= Direction =
Write out the data below in full. Keep it exact.

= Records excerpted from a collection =
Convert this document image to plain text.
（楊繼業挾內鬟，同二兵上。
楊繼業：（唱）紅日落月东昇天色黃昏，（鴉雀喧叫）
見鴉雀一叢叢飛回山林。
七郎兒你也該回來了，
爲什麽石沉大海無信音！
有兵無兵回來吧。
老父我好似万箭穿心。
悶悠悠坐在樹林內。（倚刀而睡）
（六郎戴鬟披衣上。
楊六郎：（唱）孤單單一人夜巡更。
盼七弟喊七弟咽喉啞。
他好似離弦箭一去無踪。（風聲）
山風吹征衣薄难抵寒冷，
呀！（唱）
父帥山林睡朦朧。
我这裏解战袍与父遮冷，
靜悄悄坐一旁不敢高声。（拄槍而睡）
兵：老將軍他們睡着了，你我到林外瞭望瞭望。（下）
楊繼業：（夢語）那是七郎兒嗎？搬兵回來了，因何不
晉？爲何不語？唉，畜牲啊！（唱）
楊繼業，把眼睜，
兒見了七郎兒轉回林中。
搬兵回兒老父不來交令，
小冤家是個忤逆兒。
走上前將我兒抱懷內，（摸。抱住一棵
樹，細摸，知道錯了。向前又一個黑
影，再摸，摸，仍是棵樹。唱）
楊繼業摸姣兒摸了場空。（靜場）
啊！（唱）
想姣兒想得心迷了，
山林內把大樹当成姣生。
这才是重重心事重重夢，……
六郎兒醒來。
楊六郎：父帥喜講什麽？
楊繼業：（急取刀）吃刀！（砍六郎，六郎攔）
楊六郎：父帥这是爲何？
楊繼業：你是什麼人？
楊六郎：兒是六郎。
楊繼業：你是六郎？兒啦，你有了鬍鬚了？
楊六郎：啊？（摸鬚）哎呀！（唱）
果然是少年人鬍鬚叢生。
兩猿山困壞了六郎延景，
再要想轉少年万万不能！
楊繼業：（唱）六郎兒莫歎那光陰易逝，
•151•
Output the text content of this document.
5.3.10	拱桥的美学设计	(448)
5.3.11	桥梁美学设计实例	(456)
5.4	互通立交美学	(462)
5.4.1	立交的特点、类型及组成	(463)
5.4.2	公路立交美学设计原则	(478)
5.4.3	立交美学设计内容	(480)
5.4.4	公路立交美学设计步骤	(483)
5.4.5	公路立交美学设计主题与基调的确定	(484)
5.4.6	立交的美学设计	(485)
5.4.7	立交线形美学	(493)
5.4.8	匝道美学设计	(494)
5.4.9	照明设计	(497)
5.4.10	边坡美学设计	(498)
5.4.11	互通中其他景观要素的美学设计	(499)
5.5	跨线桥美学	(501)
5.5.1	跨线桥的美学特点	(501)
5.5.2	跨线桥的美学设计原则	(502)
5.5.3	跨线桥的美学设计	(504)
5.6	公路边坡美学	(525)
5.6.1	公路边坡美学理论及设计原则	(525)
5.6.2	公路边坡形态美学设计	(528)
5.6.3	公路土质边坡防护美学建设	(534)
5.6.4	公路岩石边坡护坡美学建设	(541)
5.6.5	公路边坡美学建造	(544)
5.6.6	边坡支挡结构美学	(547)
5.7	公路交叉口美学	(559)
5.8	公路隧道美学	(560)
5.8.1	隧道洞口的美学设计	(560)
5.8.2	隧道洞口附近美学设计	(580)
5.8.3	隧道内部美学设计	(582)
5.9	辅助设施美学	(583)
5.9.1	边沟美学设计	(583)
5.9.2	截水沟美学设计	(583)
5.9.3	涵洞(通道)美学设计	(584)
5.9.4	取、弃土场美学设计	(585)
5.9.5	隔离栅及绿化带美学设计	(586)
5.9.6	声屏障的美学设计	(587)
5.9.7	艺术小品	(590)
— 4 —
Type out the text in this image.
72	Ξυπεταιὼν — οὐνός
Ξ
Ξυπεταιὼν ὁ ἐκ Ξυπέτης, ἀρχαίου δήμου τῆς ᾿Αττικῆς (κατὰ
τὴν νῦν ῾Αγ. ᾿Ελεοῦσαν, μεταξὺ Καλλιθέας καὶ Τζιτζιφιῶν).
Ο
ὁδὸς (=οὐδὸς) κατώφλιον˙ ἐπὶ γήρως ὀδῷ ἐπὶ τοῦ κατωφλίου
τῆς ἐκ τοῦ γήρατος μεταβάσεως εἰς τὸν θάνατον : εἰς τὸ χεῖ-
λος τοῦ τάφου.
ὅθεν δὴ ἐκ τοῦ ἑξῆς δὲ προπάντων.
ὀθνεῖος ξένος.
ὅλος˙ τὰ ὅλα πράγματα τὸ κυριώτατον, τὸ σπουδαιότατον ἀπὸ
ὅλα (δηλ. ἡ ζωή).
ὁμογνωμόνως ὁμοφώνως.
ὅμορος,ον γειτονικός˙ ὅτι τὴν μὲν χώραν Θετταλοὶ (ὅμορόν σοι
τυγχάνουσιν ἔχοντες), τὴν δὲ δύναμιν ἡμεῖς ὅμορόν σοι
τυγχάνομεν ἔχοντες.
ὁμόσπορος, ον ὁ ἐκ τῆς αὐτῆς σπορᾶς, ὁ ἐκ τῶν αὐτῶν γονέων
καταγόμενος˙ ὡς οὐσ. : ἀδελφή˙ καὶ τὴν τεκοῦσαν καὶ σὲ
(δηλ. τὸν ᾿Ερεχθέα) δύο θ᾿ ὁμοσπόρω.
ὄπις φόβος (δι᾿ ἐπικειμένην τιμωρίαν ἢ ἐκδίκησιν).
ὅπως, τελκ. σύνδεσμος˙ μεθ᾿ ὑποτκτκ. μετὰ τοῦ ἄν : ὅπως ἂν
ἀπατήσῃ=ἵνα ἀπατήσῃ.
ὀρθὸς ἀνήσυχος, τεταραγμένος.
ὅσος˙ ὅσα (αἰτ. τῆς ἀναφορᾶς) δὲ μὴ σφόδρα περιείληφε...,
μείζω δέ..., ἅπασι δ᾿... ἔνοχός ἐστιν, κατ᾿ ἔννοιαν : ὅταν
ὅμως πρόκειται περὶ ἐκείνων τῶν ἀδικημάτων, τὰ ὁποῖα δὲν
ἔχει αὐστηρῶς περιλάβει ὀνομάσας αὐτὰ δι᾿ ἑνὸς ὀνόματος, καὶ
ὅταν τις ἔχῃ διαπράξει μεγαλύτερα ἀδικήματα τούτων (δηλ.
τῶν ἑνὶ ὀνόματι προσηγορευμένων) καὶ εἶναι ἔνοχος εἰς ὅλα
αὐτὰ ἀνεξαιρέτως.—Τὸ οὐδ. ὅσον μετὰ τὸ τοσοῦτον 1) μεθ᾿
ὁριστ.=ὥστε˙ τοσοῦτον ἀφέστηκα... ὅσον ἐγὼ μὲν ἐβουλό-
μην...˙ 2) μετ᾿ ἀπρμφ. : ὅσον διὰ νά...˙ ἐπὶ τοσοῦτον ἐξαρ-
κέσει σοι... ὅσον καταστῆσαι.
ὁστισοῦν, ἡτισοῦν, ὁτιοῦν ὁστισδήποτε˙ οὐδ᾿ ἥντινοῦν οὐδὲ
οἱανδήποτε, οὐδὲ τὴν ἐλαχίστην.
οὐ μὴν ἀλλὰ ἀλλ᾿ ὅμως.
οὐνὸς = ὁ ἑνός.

= Expected output =
Convert this document image to plain text.
（楊繼業挾內鬟，同二兵上。
楊繼業：（唱）紅日落月东昇天色黃昏，（鴉雀喧叫）
見鴉雀一叢叢飛回山林。
七郎兒你也該回來了，
爲什麽石沉大海無信音！
有兵無兵回來吧。
老父我好似万箭穿心。
悶悠悠坐在樹林內。（倚刀而睡）
（六郎戴鬟披衣上。
楊六郎：（唱）孤單單一人夜巡更。
盼七弟喊七弟咽喉啞。
他好似離弦箭一去無踪。（風聲）
山風吹征衣薄难抵寒冷，
呀！（唱）
父帥山林睡朦朧。
我这裏解战袍与父遮冷，
靜悄悄坐一旁不敢高声。（拄槍而睡）
兵：老將軍他們睡着了，你我到林外瞭望瞭望。（下）
楊繼業：（夢語）那是七郎兒嗎？搬兵回來了，因何不
晉？爲何不語？唉，畜牲啊！（唱）
楊繼業，把眼睜，
兒見了七郎兒轉回林中。
搬兵回兒老父不來交令，
小冤家是個忤逆兒。
走上前將我兒抱懷內，（摸。抱住一棵
樹，細摸，知道錯了。向前又一個黑
影，再摸，摸，仍是棵樹。唱）
楊繼業摸姣兒摸了場空。（靜場）
啊！（唱）
想姣兒想得心迷了，
山林內把大樹当成姣生。
这才是重重心事重重夢，……
六郎兒醒來。
楊六郎：父帥喜講什麽？
楊繼業：（急取刀）吃刀！（砍六郎，六郎攔）
楊六郎：父帥这是爲何？
楊繼業：你是什麼人？
楊六郎：兒是六郎。
楊繼業：你是六郎？兒啦，你有了鬍鬚了？
楊六郎：啊？（摸鬚）哎呀！（唱）
果然是少年人鬍鬚叢生。
兩猿山困壞了六郎延景，
再要想轉少年万万不能！
楊繼業：（唱）六郎兒莫歎那光陰易逝，
•151•
Output the text content of this document.
5.3.10	拱桥的美学设计	(448)
5.3.11	桥梁美学设计实例	(456)
5.4	互通立交美学	(462)
5.4.1	立交的特点、类型及组成	(463)
5.4.2	公路立交美学设计原则	(478)
5.4.3	立交美学设计内容	(480)
5.4.4	公路立交美学设计步骤	(483)
5.4.5	公路立交美学设计主题与基调的确定	(484)
5.4.6	立交的美学设计	(485)
5.4.7	立交线形美学	(493)
5.4.8	匝道美学设计	(494)
5.4.9	照明设计	(497)
5.4.10	边坡美学设计	(498)
5.4.11	互通中其他景观要素的美学设计	(499)
5.5	跨线桥美学	(501)
5.5.1	跨线桥的美学特点	(501)
5.5.2	跨线桥的美学设计原则	(502)
5.5.3	跨线桥的美学设计	(504)
5.6	公路边坡美学	(525)
5.6.1	公路边坡美学理论及设计原则	(525)
5.6.2	公路边坡形态美学设计	(528)
5.6.3	公路土质边坡防护美学建设	(534)
5.6.4	公路岩石边坡护坡美学建设	(541)
5.6.5	公路边坡美学建造	(544)
5.6.6	边坡支挡结构美学	(547)
5.7	公路交叉口美学	(559)
5.8	公路隧道美学	(560)
5.8.1	隧道洞口的美学设计	(560)
5.8.2	隧道洞口附近美学设计	(580)
5.8.3	隧道内部美学设计	(582)
5.9	辅助设施美学	(583)
5.9.1	边沟美学设计	(583)
5.9.2	截水沟美学设计	(583)
5.9.3	涵洞(通道)美学设计	(584)
5.9.4	取、弃土场美学设计	(585)
5.9.5	隔离栅及绿化带美学设计	(586)
5.9.6	声屏障的美学设计	(587)
5.9.7	艺术小品	(590)
— 4 —
Type out the text in this image.
72	Ξυπεταιὼν — οὐνός
Ξ
Ξυπεταιὼν ὁ ἐκ Ξυπέτης, ἀρχαίου δήμου τῆς ᾿Αττικῆς (κατὰ
τὴν νῦν ῾Αγ. ᾿Ελεοῦσαν, μεταξὺ Καλλιθέας καὶ Τζιτζιφιῶν).
Ο
ὁδὸς (=οὐδὸς) κατώφλιον˙ ἐπὶ γήρως ὀδῷ ἐπὶ τοῦ κατωφλίου
τῆς ἐκ τοῦ γήρατος μεταβάσεως εἰς τὸν θάνατον : εἰς τὸ χεῖ-
λος τοῦ τάφου.
ὅθεν δὴ ἐκ τοῦ ἑξῆς δὲ προπάντων.
ὀθνεῖος ξένος.
ὅλος˙ τὰ ὅλα πράγματα τὸ κυριώτατον, τὸ σπουδαιότατον ἀπὸ
ὅλα (δηλ. ἡ ζωή).
ὁμογνωμόνως ὁμοφώνως.
ὅμορος,ον γειτονικός˙ ὅτι τὴν μὲν χώραν Θετταλοὶ (ὅμορόν σοι
τυγχάνουσιν ἔχοντες), τὴν δὲ δύναμιν ἡμεῖς ὅμορόν σοι
τυγχάνομεν ἔχοντες.
ὁμόσπορος, ον ὁ ἐκ τῆς αὐτῆς σπορᾶς, ὁ ἐκ τῶν αὐτῶν γονέων
καταγόμενος˙ ὡς οὐσ. : ἀδελφή˙ καὶ τὴν τεκοῦσαν καὶ σὲ
(δηλ. τὸν ᾿Ερεχθέα) δύο θ᾿ ὁμοσπόρω.
ὄπις φόβος (δι᾿ ἐπικειμένην τιμωρίαν ἢ ἐκδίκησιν).
ὅπως, τελκ. σύνδεσμος˙ μεθ᾿ ὑποτκτκ. μετὰ τοῦ ἄν : ὅπως ἂν
ἀπατήσῃ=ἵνα ἀπατήσῃ.
ὀρθὸς ἀνήσυχος, τεταραγμένος.
ὅσος˙ ὅσα (αἰτ. τῆς ἀναφορᾶς) δὲ μὴ σφόδρα περιείληφε...,
μείζω δέ..., ἅπασι δ᾿... ἔνοχός ἐστιν, κατ᾿ ἔννοιαν : ὅταν
ὅμως πρόκειται περὶ ἐκείνων τῶν ἀδικημάτων, τὰ ὁποῖα δὲν
ἔχει αὐστηρῶς περιλάβει ὀνομάσας αὐτὰ δι᾿ ἑνὸς ὀνόματος, καὶ
ὅταν τις ἔχῃ διαπράξει μεγαλύτερα ἀδικήματα τούτων (δηλ.
τῶν ἑνὶ ὀνόματι προσηγορευμένων) καὶ εἶναι ἔνοχος εἰς ὅλα
αὐτὰ ἀνεξαιρέτως.—Τὸ οὐδ. ὅσον μετὰ τὸ τοσοῦτον 1) μεθ᾿
ὁριστ.=ὥστε˙ τοσοῦτον ἀφέστηκα... ὅσον ἐγὼ μὲν ἐβουλό-
μην...˙ 2) μετ᾿ ἀπρμφ. : ὅσον διὰ νά...˙ ἐπὶ τοσοῦτον ἐξαρ-
κέσει σοι... ὅσον καταστῆσαι.
ὁστισοῦν, ἡτισοῦν, ὁτιοῦν ὁστισδήποτε˙ οὐδ᾿ ἥντινοῦν οὐδὲ
οἱανδήποτε, οὐδὲ τὴν ἐλαχίστην.
οὐ μὴν ἀλλὰ ἀλλ᾿ ὅμως.
οὐνὸς = ὁ ἑνός.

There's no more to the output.